■ DIRECTIONS: Pull every line containing the word "Price" from the records.

[Start SUPPLIED DATA]

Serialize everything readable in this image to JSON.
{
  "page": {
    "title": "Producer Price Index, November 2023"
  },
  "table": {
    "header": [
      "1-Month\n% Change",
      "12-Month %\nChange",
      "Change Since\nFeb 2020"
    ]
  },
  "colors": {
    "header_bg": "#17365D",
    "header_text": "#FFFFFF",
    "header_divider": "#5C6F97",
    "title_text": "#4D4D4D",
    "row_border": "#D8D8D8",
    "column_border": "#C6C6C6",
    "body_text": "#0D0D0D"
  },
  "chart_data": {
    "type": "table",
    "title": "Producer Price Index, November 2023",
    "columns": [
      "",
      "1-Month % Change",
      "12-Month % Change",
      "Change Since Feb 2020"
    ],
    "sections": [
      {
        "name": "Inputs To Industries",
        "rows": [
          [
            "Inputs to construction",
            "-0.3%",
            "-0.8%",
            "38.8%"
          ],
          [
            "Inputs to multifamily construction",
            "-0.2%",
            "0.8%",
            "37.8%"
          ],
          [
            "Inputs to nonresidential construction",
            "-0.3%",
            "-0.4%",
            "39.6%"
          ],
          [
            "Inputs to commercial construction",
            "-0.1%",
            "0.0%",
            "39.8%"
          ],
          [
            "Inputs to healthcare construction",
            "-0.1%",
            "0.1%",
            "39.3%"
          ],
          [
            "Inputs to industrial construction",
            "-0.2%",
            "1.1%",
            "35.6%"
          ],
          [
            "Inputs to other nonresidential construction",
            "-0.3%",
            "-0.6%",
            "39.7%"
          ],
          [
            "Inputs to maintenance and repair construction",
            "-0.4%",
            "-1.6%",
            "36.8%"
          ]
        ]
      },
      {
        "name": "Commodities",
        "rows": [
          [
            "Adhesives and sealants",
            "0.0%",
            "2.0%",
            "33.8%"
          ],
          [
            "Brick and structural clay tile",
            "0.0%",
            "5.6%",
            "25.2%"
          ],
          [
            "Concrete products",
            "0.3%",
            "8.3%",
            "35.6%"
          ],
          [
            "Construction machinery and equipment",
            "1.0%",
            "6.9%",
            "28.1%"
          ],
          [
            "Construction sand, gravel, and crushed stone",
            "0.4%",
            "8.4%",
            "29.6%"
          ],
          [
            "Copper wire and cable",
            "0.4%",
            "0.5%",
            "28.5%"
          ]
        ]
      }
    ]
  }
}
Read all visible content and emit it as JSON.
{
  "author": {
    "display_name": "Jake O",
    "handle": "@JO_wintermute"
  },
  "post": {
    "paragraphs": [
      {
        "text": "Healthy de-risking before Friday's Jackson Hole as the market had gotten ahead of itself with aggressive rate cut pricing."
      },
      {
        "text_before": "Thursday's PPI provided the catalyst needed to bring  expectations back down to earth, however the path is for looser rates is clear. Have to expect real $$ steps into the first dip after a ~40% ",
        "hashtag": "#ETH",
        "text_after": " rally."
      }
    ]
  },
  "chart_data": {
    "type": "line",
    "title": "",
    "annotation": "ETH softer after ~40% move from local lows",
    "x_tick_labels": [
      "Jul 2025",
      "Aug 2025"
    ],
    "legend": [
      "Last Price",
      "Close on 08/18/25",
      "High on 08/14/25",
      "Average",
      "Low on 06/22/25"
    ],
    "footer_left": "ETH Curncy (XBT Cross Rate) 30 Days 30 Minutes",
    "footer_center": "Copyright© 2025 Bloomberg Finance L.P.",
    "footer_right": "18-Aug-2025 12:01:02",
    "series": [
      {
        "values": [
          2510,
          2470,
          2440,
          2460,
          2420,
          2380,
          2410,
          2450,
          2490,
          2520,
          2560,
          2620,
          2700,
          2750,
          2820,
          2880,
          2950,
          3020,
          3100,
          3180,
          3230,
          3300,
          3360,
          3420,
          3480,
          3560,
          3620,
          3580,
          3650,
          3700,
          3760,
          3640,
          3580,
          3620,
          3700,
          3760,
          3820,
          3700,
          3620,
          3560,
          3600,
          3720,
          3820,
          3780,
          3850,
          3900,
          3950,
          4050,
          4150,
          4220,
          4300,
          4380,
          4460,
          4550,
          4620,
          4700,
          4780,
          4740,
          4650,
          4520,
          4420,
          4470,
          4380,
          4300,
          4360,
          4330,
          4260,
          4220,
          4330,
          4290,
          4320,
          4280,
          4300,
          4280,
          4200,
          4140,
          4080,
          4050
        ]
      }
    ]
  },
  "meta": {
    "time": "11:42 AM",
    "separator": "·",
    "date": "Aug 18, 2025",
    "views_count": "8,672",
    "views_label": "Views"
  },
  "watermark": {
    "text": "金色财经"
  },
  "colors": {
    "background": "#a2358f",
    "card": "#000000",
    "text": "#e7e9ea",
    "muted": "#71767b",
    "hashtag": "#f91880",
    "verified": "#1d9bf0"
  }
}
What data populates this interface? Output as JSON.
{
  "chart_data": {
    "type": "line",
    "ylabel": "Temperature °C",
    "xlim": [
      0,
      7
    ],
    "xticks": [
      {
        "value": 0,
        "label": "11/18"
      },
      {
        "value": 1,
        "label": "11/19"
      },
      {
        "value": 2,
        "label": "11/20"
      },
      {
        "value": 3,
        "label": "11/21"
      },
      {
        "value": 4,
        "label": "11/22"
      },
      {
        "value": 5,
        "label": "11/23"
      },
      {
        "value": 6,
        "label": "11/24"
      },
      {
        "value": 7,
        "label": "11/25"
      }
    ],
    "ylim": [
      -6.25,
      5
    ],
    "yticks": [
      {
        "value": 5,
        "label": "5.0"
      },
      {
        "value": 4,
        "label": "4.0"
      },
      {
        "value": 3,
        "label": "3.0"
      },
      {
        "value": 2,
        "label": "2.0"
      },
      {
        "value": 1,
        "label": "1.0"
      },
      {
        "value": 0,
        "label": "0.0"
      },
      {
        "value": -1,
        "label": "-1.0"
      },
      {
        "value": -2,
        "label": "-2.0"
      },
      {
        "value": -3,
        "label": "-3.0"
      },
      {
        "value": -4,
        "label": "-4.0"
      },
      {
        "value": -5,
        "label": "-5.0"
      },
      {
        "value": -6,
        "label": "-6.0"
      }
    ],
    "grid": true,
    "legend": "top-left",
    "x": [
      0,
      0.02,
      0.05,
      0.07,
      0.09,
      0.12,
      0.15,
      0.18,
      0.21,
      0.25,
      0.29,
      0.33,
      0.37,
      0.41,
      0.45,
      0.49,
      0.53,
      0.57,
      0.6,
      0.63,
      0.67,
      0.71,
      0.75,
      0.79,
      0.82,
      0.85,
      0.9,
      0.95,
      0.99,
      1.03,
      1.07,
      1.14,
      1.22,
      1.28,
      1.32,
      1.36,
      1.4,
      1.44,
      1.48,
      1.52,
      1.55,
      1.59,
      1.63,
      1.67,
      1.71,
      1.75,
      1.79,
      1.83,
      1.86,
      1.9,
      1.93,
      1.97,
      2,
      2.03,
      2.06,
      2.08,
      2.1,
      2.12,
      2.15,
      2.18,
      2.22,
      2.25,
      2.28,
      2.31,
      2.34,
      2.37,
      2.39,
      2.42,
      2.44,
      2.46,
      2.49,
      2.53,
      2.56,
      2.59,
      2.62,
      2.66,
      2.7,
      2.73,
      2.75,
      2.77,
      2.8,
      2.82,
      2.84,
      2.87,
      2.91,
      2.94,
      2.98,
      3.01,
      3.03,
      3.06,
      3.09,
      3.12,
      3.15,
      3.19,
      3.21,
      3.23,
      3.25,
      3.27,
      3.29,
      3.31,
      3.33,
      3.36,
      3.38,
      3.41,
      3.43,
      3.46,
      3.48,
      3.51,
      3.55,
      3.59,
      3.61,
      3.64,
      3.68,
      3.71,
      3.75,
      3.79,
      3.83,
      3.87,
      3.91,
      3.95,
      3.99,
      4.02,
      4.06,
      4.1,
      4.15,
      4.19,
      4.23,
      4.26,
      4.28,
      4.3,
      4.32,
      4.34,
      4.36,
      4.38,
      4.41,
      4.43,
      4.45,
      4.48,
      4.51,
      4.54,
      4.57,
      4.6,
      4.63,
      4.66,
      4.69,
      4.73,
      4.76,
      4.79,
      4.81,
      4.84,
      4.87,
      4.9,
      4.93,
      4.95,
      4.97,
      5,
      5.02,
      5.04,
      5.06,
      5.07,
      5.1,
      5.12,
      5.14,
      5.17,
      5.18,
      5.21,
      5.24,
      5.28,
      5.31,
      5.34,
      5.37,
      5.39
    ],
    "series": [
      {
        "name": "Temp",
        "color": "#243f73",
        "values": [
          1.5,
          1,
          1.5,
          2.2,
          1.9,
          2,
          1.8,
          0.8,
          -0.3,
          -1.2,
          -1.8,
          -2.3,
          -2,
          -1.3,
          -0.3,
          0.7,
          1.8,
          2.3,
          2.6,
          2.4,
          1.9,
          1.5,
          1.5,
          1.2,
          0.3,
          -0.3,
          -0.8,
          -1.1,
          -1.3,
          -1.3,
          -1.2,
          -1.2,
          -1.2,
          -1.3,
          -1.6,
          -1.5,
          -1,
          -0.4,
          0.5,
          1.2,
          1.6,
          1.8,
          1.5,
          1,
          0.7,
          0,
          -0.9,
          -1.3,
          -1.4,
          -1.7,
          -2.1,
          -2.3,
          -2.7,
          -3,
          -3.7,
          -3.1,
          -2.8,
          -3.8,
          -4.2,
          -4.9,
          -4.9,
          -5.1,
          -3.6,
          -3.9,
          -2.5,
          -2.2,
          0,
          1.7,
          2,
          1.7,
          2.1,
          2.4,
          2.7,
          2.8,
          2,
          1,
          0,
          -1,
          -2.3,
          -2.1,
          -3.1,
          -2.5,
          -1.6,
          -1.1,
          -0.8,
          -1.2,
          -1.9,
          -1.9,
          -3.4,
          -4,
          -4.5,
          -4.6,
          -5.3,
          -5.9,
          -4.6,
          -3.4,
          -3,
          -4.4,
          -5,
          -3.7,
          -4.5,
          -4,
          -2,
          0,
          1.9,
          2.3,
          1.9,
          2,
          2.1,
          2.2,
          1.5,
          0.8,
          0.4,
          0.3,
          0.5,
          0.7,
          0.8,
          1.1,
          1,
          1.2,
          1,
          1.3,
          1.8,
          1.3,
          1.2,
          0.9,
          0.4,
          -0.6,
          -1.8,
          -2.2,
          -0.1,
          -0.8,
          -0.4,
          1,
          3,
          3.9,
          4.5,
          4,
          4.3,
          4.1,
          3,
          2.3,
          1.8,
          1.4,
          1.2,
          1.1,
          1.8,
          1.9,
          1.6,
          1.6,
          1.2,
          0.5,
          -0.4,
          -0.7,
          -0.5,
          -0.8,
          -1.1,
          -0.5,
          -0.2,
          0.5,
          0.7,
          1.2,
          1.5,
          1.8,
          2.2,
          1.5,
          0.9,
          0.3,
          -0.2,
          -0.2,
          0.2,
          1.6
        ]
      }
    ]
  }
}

[End SUPPLIED DATA]

■ RESPONSE TO THIS EXERCISE:
    "title": "Producer Price Index, November 2023"
    "title": "Producer Price Index, November 2023",
      "Last Price",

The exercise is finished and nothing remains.